━━━ Extracted records ━━━

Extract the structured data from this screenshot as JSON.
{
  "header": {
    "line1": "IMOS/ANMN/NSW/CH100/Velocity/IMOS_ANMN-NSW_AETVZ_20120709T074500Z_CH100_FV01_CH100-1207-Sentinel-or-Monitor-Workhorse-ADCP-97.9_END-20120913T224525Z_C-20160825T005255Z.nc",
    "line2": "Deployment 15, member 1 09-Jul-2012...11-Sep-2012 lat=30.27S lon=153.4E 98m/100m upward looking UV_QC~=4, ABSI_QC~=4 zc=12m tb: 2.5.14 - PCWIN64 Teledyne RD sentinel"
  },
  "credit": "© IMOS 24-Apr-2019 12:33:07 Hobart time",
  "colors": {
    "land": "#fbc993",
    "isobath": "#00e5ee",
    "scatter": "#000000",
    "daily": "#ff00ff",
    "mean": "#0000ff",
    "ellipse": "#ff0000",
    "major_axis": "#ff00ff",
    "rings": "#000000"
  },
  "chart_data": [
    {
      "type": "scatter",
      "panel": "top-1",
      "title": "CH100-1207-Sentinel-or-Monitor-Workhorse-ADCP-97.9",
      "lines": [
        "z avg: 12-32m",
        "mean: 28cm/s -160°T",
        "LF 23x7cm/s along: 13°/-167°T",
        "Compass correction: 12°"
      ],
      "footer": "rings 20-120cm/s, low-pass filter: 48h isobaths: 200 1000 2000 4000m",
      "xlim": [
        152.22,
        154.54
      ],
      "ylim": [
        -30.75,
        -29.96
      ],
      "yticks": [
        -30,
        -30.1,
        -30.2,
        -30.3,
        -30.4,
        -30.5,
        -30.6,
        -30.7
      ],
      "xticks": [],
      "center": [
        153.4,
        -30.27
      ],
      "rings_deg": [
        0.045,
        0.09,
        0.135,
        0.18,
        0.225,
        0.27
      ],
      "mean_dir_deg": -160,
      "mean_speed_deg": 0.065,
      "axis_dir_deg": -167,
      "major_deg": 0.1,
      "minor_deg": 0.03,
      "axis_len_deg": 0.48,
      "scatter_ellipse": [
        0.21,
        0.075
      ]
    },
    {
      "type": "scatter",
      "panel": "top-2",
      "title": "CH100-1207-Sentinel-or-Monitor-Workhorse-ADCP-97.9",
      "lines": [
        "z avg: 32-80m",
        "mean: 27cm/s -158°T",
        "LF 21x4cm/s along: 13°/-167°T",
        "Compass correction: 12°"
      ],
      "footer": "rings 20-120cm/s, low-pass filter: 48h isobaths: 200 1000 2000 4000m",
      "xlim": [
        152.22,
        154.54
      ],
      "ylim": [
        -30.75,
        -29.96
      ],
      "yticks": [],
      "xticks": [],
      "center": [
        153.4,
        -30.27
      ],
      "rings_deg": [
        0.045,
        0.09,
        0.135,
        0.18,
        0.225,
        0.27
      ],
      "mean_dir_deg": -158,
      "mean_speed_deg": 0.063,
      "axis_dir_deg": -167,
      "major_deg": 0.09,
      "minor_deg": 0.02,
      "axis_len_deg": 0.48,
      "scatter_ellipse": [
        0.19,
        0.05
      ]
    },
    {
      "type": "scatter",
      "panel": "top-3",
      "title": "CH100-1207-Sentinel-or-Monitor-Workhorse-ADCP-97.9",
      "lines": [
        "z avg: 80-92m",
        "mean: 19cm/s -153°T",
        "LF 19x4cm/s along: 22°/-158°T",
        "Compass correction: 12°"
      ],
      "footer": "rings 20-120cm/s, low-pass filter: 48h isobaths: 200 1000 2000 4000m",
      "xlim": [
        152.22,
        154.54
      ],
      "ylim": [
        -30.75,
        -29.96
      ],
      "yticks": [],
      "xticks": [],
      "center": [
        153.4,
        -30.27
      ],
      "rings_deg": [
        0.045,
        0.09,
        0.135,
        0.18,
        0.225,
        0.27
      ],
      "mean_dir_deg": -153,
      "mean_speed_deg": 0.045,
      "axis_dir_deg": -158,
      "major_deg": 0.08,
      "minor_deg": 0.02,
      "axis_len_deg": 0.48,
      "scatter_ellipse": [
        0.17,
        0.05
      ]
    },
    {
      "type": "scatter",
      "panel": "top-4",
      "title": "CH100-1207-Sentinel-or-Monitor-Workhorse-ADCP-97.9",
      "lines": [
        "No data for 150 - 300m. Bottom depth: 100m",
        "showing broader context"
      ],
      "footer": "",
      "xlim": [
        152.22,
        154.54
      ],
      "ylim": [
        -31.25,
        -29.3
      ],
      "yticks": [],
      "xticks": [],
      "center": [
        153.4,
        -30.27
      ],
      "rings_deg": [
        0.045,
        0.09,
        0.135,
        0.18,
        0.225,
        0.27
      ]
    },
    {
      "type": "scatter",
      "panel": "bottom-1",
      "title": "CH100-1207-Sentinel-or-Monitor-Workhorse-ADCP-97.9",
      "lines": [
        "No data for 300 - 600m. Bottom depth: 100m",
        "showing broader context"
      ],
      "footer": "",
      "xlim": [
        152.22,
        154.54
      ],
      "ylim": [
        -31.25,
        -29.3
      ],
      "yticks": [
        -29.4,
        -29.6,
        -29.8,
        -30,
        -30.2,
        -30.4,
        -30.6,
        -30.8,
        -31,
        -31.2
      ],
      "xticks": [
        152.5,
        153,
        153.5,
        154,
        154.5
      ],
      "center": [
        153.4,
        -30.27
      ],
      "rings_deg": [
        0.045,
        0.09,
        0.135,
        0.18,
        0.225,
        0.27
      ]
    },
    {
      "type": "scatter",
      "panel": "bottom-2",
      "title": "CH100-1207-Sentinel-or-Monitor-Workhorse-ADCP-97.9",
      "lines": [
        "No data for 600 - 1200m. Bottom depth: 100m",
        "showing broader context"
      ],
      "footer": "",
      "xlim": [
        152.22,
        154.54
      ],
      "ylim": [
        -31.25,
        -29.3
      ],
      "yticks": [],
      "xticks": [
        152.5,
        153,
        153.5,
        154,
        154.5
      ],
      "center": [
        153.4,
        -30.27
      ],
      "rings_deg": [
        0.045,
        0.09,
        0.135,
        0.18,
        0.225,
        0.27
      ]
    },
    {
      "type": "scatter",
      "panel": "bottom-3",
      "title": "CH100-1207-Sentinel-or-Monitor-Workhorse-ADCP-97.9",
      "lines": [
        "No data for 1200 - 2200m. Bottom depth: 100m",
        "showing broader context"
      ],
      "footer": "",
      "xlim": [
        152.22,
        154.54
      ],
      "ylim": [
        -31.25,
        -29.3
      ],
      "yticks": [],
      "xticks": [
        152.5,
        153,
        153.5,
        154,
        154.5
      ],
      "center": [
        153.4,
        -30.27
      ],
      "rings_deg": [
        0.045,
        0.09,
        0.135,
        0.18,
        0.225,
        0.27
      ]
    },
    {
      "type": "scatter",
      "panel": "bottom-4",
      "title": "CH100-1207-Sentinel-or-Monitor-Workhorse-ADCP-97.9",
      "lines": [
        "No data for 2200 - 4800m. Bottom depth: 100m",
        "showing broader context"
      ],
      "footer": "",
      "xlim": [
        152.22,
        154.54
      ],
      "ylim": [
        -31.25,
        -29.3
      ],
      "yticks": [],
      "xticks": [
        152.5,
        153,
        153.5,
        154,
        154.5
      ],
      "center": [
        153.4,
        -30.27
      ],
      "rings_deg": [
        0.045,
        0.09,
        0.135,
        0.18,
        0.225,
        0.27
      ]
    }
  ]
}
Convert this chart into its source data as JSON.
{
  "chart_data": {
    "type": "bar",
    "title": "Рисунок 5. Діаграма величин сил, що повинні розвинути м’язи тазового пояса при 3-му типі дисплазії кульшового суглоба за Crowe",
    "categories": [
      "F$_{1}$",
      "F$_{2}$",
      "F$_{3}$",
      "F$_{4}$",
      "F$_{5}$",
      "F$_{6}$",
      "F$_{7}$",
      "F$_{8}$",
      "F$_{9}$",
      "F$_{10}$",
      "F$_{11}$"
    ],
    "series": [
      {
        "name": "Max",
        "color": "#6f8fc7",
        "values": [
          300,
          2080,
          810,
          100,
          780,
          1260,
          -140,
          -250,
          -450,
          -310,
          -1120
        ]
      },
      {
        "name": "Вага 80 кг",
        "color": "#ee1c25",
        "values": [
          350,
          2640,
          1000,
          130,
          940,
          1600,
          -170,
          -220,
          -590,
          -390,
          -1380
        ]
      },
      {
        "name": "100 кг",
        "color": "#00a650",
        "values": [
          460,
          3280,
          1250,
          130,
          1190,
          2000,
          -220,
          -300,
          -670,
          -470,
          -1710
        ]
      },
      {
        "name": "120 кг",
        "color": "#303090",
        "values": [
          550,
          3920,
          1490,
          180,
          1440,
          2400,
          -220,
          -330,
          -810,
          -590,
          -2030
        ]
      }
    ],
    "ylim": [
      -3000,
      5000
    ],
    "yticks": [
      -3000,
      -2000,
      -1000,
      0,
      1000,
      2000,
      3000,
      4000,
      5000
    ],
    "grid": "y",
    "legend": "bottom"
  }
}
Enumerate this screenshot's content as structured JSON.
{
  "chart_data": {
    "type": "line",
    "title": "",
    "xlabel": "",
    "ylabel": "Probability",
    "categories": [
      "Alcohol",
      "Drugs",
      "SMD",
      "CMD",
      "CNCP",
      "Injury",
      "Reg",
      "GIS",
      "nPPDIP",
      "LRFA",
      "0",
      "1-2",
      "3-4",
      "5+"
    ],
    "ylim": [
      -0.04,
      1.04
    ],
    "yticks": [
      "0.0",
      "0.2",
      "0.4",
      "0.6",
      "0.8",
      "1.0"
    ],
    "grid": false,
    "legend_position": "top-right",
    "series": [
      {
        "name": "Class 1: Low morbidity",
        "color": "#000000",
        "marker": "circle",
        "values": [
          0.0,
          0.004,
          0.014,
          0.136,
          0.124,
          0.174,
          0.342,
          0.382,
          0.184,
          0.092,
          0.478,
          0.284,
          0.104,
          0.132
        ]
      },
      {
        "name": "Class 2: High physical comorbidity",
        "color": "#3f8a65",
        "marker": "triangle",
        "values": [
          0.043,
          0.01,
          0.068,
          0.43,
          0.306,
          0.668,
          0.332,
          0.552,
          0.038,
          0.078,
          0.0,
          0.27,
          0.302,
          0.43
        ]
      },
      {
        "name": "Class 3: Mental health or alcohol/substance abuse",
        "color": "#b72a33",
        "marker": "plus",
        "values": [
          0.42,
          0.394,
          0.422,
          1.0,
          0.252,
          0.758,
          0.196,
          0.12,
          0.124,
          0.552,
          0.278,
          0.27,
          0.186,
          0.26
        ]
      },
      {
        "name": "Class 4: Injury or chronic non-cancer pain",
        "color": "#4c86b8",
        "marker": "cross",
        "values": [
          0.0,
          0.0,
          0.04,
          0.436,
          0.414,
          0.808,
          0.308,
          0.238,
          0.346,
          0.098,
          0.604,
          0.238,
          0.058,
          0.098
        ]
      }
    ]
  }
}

━━━

What to do. Pick out the lines above that hold the string "IMOS" and show them.

Worked answer.
    "line1": "IMOS/ANMN/NSW/CH100/Velocity/IMOS_ANMN-NSW_AETVZ_20120709T074500Z_CH100_FV01_CH100-1207-Sentinel-or-Monitor-Workhorse-ADCP-97.9_END-20120913T224525Z_C-20160825T005255Z.nc",
  "credit": "© IMOS 24-Apr-2019 12:33:07 Hobart time",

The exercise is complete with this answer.